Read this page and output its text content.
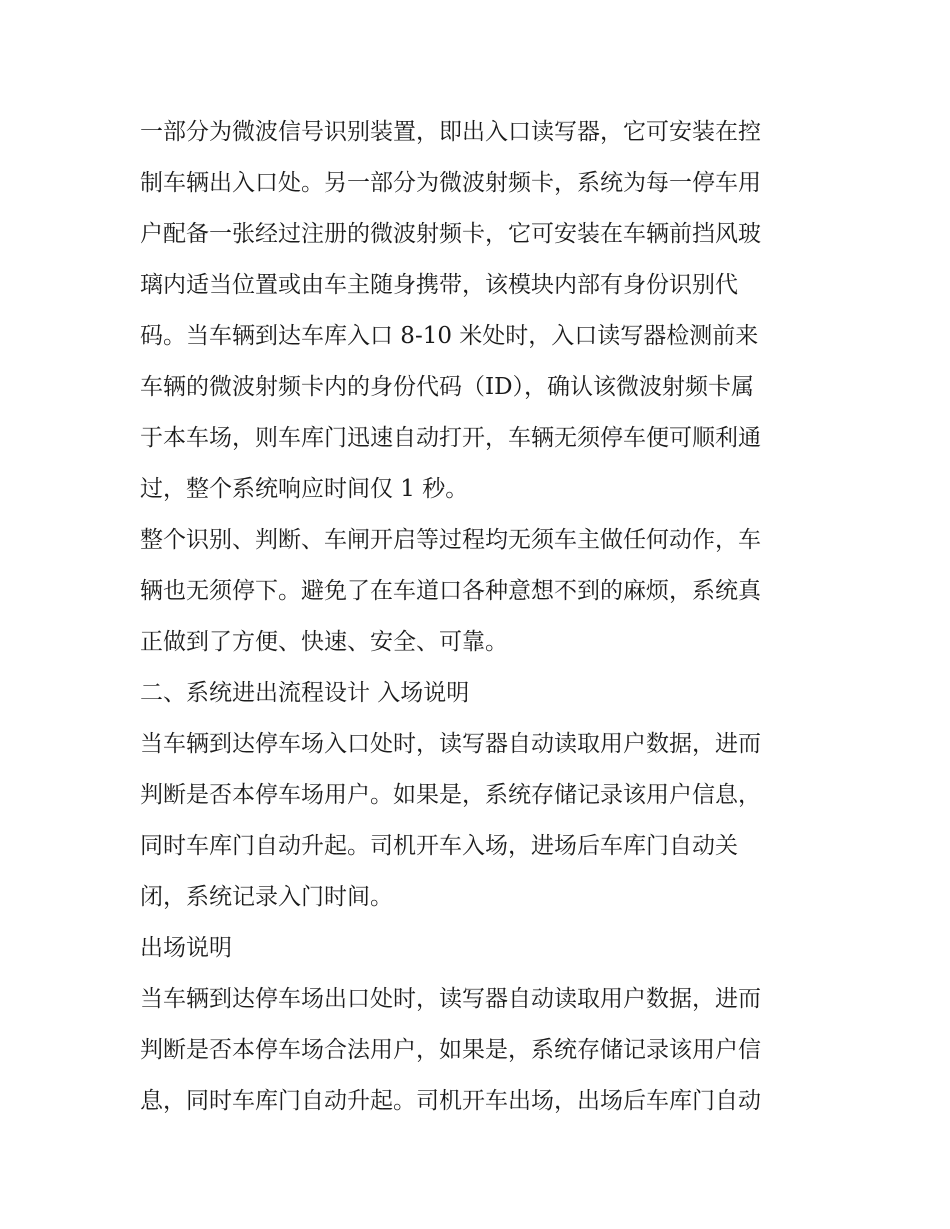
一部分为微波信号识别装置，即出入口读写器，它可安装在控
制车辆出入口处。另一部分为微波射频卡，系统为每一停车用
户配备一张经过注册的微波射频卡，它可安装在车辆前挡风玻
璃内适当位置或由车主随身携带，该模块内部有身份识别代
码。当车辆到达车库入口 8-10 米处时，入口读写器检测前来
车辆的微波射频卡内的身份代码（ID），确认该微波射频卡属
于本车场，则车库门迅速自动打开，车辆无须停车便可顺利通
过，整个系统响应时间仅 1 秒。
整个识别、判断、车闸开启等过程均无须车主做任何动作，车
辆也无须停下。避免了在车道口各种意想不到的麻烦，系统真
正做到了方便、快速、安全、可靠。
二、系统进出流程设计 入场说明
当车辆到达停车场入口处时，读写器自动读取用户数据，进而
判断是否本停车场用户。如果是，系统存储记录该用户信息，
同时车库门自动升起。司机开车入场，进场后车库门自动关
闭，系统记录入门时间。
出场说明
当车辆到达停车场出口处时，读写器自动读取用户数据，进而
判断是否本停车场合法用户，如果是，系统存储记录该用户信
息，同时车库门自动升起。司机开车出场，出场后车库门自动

The exercise -> Return each full line of the entries that contains the word "读写器自动读取用户数据".

Result below ->
当车辆到达停车场入口处时，读写器自动读取用户数据，进而
当车辆到达停车场出口处时，读写器自动读取用户数据，进而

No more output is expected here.